• _Exercise task_: Track down every line below that holds "tollit" and copy it.

## START Data to use

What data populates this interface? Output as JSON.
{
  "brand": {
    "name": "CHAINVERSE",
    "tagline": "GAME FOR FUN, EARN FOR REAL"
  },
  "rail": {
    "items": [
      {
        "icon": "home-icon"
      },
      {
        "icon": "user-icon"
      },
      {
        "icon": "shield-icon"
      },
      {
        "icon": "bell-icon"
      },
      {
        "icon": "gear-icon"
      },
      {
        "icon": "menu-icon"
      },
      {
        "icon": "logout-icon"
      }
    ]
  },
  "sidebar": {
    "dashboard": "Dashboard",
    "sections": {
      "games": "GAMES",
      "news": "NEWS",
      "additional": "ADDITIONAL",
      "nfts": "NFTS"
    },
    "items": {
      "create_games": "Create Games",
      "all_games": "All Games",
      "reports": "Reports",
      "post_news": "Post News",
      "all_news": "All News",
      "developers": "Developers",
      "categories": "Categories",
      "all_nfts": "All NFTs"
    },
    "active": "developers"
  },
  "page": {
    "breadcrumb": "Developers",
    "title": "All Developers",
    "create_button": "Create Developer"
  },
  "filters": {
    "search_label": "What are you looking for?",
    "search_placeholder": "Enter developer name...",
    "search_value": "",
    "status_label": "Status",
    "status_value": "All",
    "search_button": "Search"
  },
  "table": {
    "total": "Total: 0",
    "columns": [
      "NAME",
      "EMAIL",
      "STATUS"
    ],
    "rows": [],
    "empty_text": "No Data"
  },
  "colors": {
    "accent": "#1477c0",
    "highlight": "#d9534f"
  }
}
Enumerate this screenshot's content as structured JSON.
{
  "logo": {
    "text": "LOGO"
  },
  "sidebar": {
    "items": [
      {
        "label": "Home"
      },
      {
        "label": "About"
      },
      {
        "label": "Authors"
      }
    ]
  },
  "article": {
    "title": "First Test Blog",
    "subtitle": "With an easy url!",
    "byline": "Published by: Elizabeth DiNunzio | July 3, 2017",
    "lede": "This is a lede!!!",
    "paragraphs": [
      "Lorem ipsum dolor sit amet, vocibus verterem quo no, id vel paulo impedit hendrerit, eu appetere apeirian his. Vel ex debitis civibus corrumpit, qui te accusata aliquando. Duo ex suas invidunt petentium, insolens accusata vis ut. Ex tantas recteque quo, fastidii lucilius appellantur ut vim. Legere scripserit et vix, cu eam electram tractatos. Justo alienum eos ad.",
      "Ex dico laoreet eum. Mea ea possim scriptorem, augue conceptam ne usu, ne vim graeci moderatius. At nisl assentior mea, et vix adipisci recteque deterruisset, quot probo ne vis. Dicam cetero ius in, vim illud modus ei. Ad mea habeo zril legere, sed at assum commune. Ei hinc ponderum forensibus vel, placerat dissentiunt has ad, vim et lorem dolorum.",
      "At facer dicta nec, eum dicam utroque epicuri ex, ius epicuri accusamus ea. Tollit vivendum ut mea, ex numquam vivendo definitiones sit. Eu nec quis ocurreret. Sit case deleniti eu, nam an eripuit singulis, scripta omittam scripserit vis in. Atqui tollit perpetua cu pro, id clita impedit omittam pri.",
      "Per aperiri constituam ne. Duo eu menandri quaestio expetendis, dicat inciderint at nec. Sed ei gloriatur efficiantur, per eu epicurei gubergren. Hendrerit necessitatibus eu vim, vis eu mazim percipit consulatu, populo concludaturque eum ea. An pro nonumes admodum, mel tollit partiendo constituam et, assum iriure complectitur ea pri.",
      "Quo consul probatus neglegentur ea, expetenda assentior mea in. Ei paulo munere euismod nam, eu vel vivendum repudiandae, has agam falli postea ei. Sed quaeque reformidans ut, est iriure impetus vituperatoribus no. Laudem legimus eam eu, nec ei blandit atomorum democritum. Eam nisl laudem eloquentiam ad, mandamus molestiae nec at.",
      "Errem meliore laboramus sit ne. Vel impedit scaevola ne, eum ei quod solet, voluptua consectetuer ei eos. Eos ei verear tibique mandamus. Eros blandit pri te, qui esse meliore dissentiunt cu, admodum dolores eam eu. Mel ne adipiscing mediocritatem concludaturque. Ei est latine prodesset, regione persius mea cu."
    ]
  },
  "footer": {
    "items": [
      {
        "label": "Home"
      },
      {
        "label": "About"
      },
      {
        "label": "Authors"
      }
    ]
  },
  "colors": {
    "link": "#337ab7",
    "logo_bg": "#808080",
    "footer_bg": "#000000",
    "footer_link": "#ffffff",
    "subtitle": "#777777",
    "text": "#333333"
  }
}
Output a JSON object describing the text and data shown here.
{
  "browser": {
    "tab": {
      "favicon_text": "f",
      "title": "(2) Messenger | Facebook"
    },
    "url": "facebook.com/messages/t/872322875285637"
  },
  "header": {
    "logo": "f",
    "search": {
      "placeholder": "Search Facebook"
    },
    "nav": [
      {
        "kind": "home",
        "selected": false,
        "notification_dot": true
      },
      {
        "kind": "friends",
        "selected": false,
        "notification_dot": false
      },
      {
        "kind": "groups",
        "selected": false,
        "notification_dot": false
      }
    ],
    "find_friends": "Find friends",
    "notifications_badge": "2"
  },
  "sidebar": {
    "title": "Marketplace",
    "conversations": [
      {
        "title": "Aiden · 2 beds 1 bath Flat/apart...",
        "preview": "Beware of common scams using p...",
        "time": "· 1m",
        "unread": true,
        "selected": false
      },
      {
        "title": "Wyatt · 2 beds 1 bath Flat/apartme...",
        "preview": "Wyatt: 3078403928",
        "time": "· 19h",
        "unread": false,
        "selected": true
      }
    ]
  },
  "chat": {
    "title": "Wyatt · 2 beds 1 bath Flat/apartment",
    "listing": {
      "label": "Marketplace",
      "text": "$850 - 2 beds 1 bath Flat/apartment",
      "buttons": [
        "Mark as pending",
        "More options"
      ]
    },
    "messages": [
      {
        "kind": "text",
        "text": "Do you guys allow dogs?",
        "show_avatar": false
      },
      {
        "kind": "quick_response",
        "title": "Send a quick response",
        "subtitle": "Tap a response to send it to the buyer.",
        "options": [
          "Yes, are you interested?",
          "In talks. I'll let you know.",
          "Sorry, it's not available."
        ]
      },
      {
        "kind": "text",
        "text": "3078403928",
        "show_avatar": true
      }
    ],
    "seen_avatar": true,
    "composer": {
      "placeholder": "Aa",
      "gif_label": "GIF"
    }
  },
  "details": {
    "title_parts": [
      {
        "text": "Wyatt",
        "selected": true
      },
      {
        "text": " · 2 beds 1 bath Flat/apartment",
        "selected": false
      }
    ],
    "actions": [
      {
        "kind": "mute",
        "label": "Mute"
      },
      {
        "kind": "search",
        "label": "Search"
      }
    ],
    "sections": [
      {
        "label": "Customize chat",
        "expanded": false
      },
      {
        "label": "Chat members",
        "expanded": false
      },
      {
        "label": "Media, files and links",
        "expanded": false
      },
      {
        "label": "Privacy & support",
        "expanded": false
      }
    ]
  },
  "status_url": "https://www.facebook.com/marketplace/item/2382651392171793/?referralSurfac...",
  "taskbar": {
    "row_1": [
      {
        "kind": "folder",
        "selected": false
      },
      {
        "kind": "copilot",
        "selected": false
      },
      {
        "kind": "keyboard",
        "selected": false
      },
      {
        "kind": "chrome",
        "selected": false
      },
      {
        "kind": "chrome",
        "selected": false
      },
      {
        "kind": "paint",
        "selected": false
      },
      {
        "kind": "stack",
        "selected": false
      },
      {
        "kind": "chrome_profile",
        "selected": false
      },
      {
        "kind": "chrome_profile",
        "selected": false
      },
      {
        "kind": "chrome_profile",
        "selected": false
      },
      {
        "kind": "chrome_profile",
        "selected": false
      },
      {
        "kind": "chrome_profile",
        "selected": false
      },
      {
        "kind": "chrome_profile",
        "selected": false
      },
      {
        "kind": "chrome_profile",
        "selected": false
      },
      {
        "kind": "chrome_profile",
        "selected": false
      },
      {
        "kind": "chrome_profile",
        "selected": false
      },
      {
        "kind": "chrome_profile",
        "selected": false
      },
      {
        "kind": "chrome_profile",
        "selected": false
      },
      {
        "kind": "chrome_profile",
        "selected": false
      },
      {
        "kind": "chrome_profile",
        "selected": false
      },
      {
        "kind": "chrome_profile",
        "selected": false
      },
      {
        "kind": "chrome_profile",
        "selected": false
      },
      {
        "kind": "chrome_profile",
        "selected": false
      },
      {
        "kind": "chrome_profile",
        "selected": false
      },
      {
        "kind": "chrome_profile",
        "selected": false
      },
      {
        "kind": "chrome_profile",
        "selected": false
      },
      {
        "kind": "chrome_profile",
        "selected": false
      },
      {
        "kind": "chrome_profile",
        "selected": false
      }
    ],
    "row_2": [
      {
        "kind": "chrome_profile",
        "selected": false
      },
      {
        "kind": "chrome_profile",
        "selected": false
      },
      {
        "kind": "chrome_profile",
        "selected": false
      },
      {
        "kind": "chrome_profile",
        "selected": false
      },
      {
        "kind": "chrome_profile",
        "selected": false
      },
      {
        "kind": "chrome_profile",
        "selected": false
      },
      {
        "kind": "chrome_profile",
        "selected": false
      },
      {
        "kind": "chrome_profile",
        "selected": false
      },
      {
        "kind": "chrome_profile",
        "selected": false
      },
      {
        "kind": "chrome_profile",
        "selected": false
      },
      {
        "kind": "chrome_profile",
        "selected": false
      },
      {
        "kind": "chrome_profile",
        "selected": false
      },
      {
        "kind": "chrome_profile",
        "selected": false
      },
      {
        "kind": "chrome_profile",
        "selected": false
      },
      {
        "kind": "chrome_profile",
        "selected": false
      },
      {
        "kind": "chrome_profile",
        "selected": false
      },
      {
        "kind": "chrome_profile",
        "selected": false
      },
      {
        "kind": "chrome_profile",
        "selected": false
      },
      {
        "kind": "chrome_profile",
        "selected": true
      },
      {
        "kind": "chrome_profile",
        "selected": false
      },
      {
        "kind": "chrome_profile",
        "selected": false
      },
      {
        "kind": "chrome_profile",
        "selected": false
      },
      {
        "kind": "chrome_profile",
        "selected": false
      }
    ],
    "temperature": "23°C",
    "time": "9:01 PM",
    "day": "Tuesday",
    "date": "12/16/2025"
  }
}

## END Data to use

• _Written response_:
      "At facer dicta nec, eum dicam utroque epicuri ex, ius epicuri accusamus ea. Tollit vivendum ut mea, ex numquam vivendo definitiones sit. Eu nec quis ocurreret. Sit case deleniti eu, nam an eripuit singulis, scripta omittam scripserit vis in. Atqui tollit perpetua cu pro, id clita impedit omittam pri.",
      "Per aperiri constituam ne. Duo eu menandri quaestio expetendis, dicat inciderint at nec. Sed ei gloriatur efficiantur, per eu epicurei gubergren. Hendrerit necessitatibus eu vim, vis eu mazim percipit consulatu, populo concludaturque eum ea. An pro nonumes admodum, mel tollit partiendo constituam et, assum iriure complectitur ea pri.",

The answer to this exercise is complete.